---------- Given data ----------
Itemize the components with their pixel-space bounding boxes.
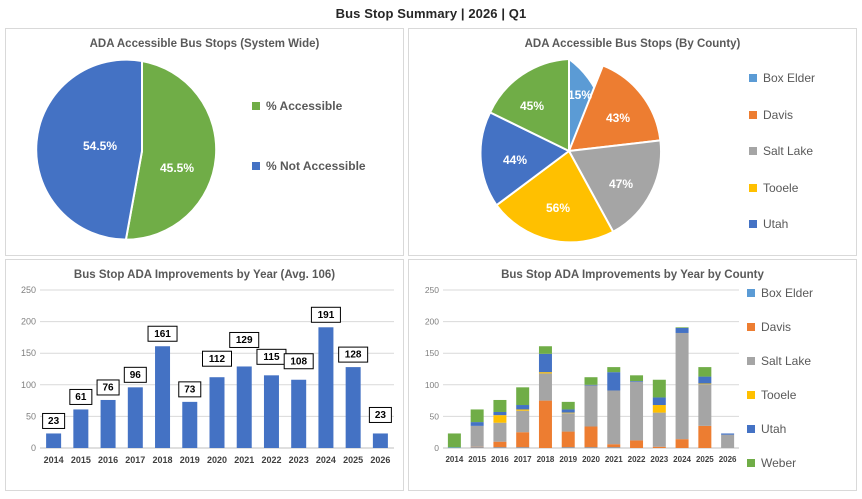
- x-label-2022: 2022: [261, 455, 281, 465]
- legend-swatch-tooele: [749, 184, 757, 192]
- bar-2015[interactable]: [73, 409, 88, 448]
- legend-label-stack-tooele: Tooele: [761, 388, 796, 402]
- legend-swatch-accessible: [252, 102, 260, 110]
- stack-seg-2015-salt-lake[interactable]: [471, 426, 484, 447]
- panel-stacked-year-county: Bus Stop ADA Improvements by Year by Cou…: [408, 259, 857, 491]
- legend-swatch-box-elder: [749, 74, 757, 82]
- stack-seg-2024-weber[interactable]: [676, 327, 689, 328]
- legend-swatch-stack-tooele: [747, 391, 755, 399]
- pie-system-legend: % Accessible % Not Accessible: [252, 99, 366, 219]
- x-label-2018: 2018: [153, 455, 173, 465]
- y-tick-200: 200: [21, 317, 36, 327]
- stack-seg-2023-davis[interactable]: [653, 447, 666, 448]
- x-label-2021: 2021: [605, 455, 623, 464]
- legend-swatch-stack-box-elder: [747, 289, 755, 297]
- legend-label-salt-lake: Salt Lake: [763, 144, 813, 158]
- data-label-2021: 129: [236, 335, 253, 346]
- y-tick-50: 50: [26, 411, 36, 421]
- legend-label-stack-davis: Davis: [761, 320, 791, 334]
- x-label-2016: 2016: [98, 455, 118, 465]
- x-label-2026: 2026: [370, 455, 390, 465]
- stack-seg-2025-utah[interactable]: [698, 377, 711, 384]
- bar-2019[interactable]: [182, 402, 197, 448]
- stacked-plot: 0501001502002502014201520162017201820192…: [409, 280, 749, 486]
- stack-seg-2021-box-elder[interactable]: [607, 447, 620, 448]
- x-label-2019: 2019: [559, 455, 577, 464]
- pie-county-label-weber: 45%: [520, 99, 544, 113]
- legend-item-stack-davis[interactable]: Davis: [747, 320, 813, 334]
- x-label-2022: 2022: [628, 455, 646, 464]
- y-tick-0: 0: [434, 443, 439, 453]
- stack-seg-2017-davis[interactable]: [516, 432, 529, 447]
- stack-seg-2025-davis[interactable]: [698, 426, 711, 448]
- legend-label-weber: Weber: [763, 254, 798, 257]
- stack-seg-2024-salt-lake[interactable]: [676, 333, 689, 439]
- x-label-2014: 2014: [44, 455, 64, 465]
- x-label-2017: 2017: [514, 455, 532, 464]
- stack-seg-2024-davis[interactable]: [676, 439, 689, 448]
- stack-seg-2022-utah[interactable]: [630, 381, 643, 382]
- data-label-2014: 23: [48, 416, 60, 427]
- x-label-2024: 2024: [673, 455, 691, 464]
- stack-seg-2018-tooele[interactable]: [539, 372, 552, 373]
- y-tick-200: 200: [425, 317, 439, 327]
- pie-system-slices: [36, 60, 216, 240]
- stack-seg-2023-weber[interactable]: [653, 380, 666, 398]
- dashboard-root: Bus Stop Summary | 2026 | Q1 ADA Accessi…: [0, 0, 862, 499]
- stack-seg-2022-weber[interactable]: [630, 375, 643, 381]
- stack-seg-2022-davis[interactable]: [630, 440, 643, 448]
- stack-seg-2026-salt-lake[interactable]: [721, 435, 734, 448]
- panel-pie-county: ADA Accessible Bus Stops (By County): [408, 28, 857, 256]
- legend-label-utah: Utah: [763, 217, 788, 231]
- data-label-2016: 76: [103, 383, 115, 394]
- y-tick-150: 150: [425, 348, 439, 358]
- stack-seg-2015-weber[interactable]: [471, 409, 484, 422]
- data-label-2026: 23: [375, 410, 387, 421]
- y-tick-100: 100: [21, 380, 36, 390]
- bar-2017[interactable]: [128, 387, 143, 448]
- stack-seg-2025-tooele[interactable]: [698, 384, 711, 385]
- data-label-2025: 128: [345, 350, 362, 361]
- panel-pie-system: ADA Accessible Bus Stops (System Wide) 5…: [5, 28, 404, 256]
- legend-item-stack-tooele[interactable]: Tooele: [747, 388, 813, 402]
- legend-swatch-not-accessible: [252, 162, 260, 170]
- x-label-2020: 2020: [582, 455, 600, 464]
- x-label-2015: 2015: [71, 455, 91, 465]
- stack-seg-2016-tooele[interactable]: [493, 415, 506, 423]
- data-label-2018: 161: [154, 329, 171, 340]
- stack-seg-2017-salt-lake[interactable]: [516, 411, 529, 432]
- stack-seg-2018-utah[interactable]: [539, 354, 552, 372]
- x-label-2017: 2017: [125, 455, 145, 465]
- stack-seg-2023-utah[interactable]: [653, 397, 666, 405]
- stack-seg-2019-box-elder[interactable]: [562, 447, 575, 448]
- legend-label-accessible: % Accessible: [266, 99, 342, 113]
- stacked-legend: Box Elder Davis Salt Lake Tooele Utah: [747, 286, 813, 490]
- bar-year-plot: 0501001502002502320146120157620169620171…: [6, 280, 403, 486]
- stack-seg-2019-utah[interactable]: [562, 409, 575, 412]
- legend-swatch-stack-davis: [747, 323, 755, 331]
- stacked-title: Bus Stop ADA Improvements by Year by Cou…: [409, 260, 856, 282]
- stack-seg-2021-salt-lake[interactable]: [607, 390, 620, 444]
- x-label-2014: 2014: [445, 455, 463, 464]
- stack-seg-2017-box-elder[interactable]: [516, 447, 529, 448]
- legend-swatch-utah: [749, 220, 757, 228]
- stack-seg-2018-davis[interactable]: [539, 401, 552, 448]
- legend-label-stack-salt-lake: Salt Lake: [761, 354, 811, 368]
- pie-system-label-accessible: 45.5%: [160, 161, 194, 175]
- stack-seg-2020-weber[interactable]: [585, 377, 598, 385]
- stack-seg-2020-utah[interactable]: [585, 385, 598, 386]
- stack-seg-2019-davis[interactable]: [562, 432, 575, 448]
- stack-seg-2014-box-elder[interactable]: [448, 447, 461, 448]
- legend-label-stack-weber: Weber: [761, 456, 796, 470]
- stack-seg-2018-salt-lake[interactable]: [539, 373, 552, 400]
- stack-seg-2019-salt-lake[interactable]: [562, 413, 575, 431]
- stack-seg-2020-davis[interactable]: [585, 427, 598, 448]
- stack-seg-2023-tooele[interactable]: [653, 405, 666, 413]
- pie-system-label-not-accessible: 54.5%: [83, 139, 117, 153]
- data-label-2022: 115: [263, 352, 280, 363]
- bar-2026[interactable]: [373, 433, 388, 448]
- stack-seg-2020-salt-lake[interactable]: [585, 385, 598, 426]
- stack-seg-2021-weber[interactable]: [607, 367, 620, 372]
- bar-2016[interactable]: [101, 400, 116, 448]
- stack-seg-2025-weber[interactable]: [698, 367, 711, 376]
- legend-item-salt-lake[interactable]: Salt Lake: [749, 144, 815, 158]
- stack-seg-2019-tooele[interactable]: [562, 413, 575, 414]
- bar-2025[interactable]: [346, 367, 361, 448]
- stack-seg-2017-utah[interactable]: [516, 405, 529, 409]
- bar-2014[interactable]: [46, 433, 61, 448]
- y-tick-250: 250: [21, 285, 36, 295]
- data-label-2019: 73: [184, 385, 196, 396]
- legend-item-stack-box-elder[interactable]: Box Elder: [747, 286, 813, 300]
- data-label-2024: 191: [318, 310, 335, 321]
- stack-seg-2020-box-elder[interactable]: [585, 447, 598, 448]
- bar-2023[interactable]: [291, 380, 306, 448]
- x-label-2024: 2024: [316, 455, 336, 465]
- stack-seg-2014-weber[interactable]: [448, 433, 461, 447]
- x-label-2016: 2016: [491, 455, 509, 464]
- stack-seg-2022-salt-lake[interactable]: [630, 382, 643, 441]
- stack-seg-2019-weber[interactable]: [562, 402, 575, 410]
- stack-seg-2016-weber[interactable]: [493, 400, 506, 412]
- legend-item-box-elder[interactable]: Box Elder: [749, 71, 815, 85]
- legend-swatch-salt-lake: [749, 147, 757, 155]
- legend-item-stack-salt-lake[interactable]: Salt Lake: [747, 354, 813, 368]
- pie-county-title: ADA Accessible Bus Stops (By County): [409, 29, 856, 51]
- stack-seg-2015-davis[interactable]: [471, 447, 484, 448]
- y-tick-250: 250: [425, 285, 439, 295]
- x-label-2023: 2023: [650, 455, 668, 464]
- x-label-2023: 2023: [289, 455, 309, 465]
- x-label-2026: 2026: [719, 455, 737, 464]
- stack-seg-2015-utah[interactable]: [471, 422, 484, 426]
- data-label-2020: 112: [209, 354, 226, 365]
- pie-county-label-tooele: 56%: [546, 201, 570, 215]
- stack-seg-2023-salt-lake[interactable]: [653, 413, 666, 447]
- stack-seg-2025-salt-lake[interactable]: [698, 384, 711, 426]
- data-label-2015: 61: [75, 392, 87, 403]
- legend-item-not-accessible[interactable]: % Not Accessible: [252, 159, 366, 173]
- bar-2020[interactable]: [210, 377, 225, 448]
- pie-county-slices: [480, 59, 661, 242]
- y-tick-50: 50: [430, 411, 440, 421]
- x-label-2025: 2025: [343, 455, 363, 465]
- legend-swatch-stack-utah: [747, 425, 755, 433]
- stack-seg-2016-utah[interactable]: [493, 412, 506, 415]
- legend-label-stack-box-elder: Box Elder: [761, 286, 813, 300]
- bar-year-title: Bus Stop ADA Improvements by Year (Avg. …: [6, 260, 403, 282]
- stack-seg-2017-tooele[interactable]: [516, 409, 529, 410]
- stack-seg-2021-utah[interactable]: [607, 372, 620, 390]
- legend-item-weber[interactable]: Weber: [749, 254, 815, 257]
- pie-county-label-salt-lake: 47%: [609, 177, 633, 191]
- pie-county-label-davis: 43%: [606, 111, 630, 125]
- legend-item-accessible[interactable]: % Accessible: [252, 99, 366, 113]
- bar-2022[interactable]: [264, 375, 279, 448]
- legend-item-utah[interactable]: Utah: [749, 217, 815, 231]
- x-label-2025: 2025: [696, 455, 714, 464]
- legend-label-box-elder: Box Elder: [763, 71, 815, 85]
- stack-seg-2024-utah[interactable]: [676, 328, 689, 333]
- x-label-2020: 2020: [207, 455, 227, 465]
- y-tick-0: 0: [31, 443, 36, 453]
- pie-county-legend: Box Elder Davis Salt Lake Tooele: [749, 71, 815, 256]
- legend-swatch-stack-weber: [747, 459, 755, 467]
- stack-seg-2015-box-elder[interactable]: [471, 447, 484, 448]
- legend-label-tooele: Tooele: [763, 181, 798, 195]
- stack-seg-2017-weber[interactable]: [516, 387, 529, 405]
- pie-county-label-utah: 44%: [503, 153, 527, 167]
- pie-system-plot: 54.5% 45.5% % Accessible % Not Accessibl…: [6, 51, 403, 255]
- stack-seg-2026-utah[interactable]: [721, 433, 734, 434]
- stack-seg-2016-davis[interactable]: [493, 442, 506, 448]
- bar-2021[interactable]: [237, 366, 252, 448]
- legend-swatch-davis: [749, 111, 757, 119]
- legend-item-stack-weber[interactable]: Weber: [747, 456, 813, 470]
- panel-bar-year: Bus Stop ADA Improvements by Year (Avg. …: [5, 259, 404, 491]
- bar-2018[interactable]: [155, 346, 170, 448]
- data-label-2023: 108: [290, 356, 307, 367]
- pie-county-plot: 15% 43% 47% 56% 44% 45% Box Elder Davis: [409, 51, 856, 255]
- dashboard-title: Bus Stop Summary | 2026 | Q1: [0, 0, 862, 21]
- legend-item-tooele[interactable]: Tooele: [749, 181, 815, 195]
- legend-label-stack-utah: Utah: [761, 422, 786, 436]
- pie-county-label-box-elder: 15%: [568, 88, 592, 102]
- panel-grid: ADA Accessible Bus Stops (System Wide) 5…: [5, 28, 857, 494]
- legend-item-davis[interactable]: Davis: [749, 108, 815, 122]
- x-label-2021: 2021: [234, 455, 254, 465]
- legend-item-stack-utah[interactable]: Utah: [747, 422, 813, 436]
- legend-swatch-stack-salt-lake: [747, 357, 755, 365]
- legend-label-not-accessible: % Not Accessible: [266, 159, 366, 173]
- bar-2024[interactable]: [318, 327, 333, 448]
- x-label-2019: 2019: [180, 455, 200, 465]
- data-label-2017: 96: [130, 370, 142, 381]
- y-tick-100: 100: [425, 380, 439, 390]
- stack-seg-2018-weber[interactable]: [539, 346, 552, 354]
- x-label-2015: 2015: [468, 455, 486, 464]
- stack-seg-2016-salt-lake[interactable]: [493, 423, 506, 442]
- x-label-2018: 2018: [537, 455, 555, 464]
- stack-seg-2016-box-elder[interactable]: [493, 447, 506, 448]
- y-tick-150: 150: [21, 348, 36, 358]
- stack-seg-2021-davis[interactable]: [607, 444, 620, 447]
- legend-label-davis: Davis: [763, 108, 793, 122]
- pie-system-title: ADA Accessible Bus Stops (System Wide): [6, 29, 403, 51]
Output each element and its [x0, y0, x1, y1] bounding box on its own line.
----------
__Request__
Copy out the rows word for word, beginning at the line that has "- x-label-2022: 2022: [261, 455, 281, 465]" and stopping after the line that has "- legend-swatch-box-elder: [749, 74, 757, 82]".

__Response to the task__
- x-label-2022: 2022: [261, 455, 281, 465]
- legend-swatch-tooele: [749, 184, 757, 192]
- bar-2015[interactable]: [73, 409, 88, 448]
- legend-label-stack-tooele: Tooele: [761, 388, 796, 402]
- legend-swatch-accessible: [252, 102, 260, 110]
- stack-seg-2015-salt-lake[interactable]: [471, 426, 484, 447]
- panel-stacked-year-county: Bus Stop ADA Improvements by Year by Cou…: [408, 259, 857, 491]
- legend-swatch-box-elder: [749, 74, 757, 82]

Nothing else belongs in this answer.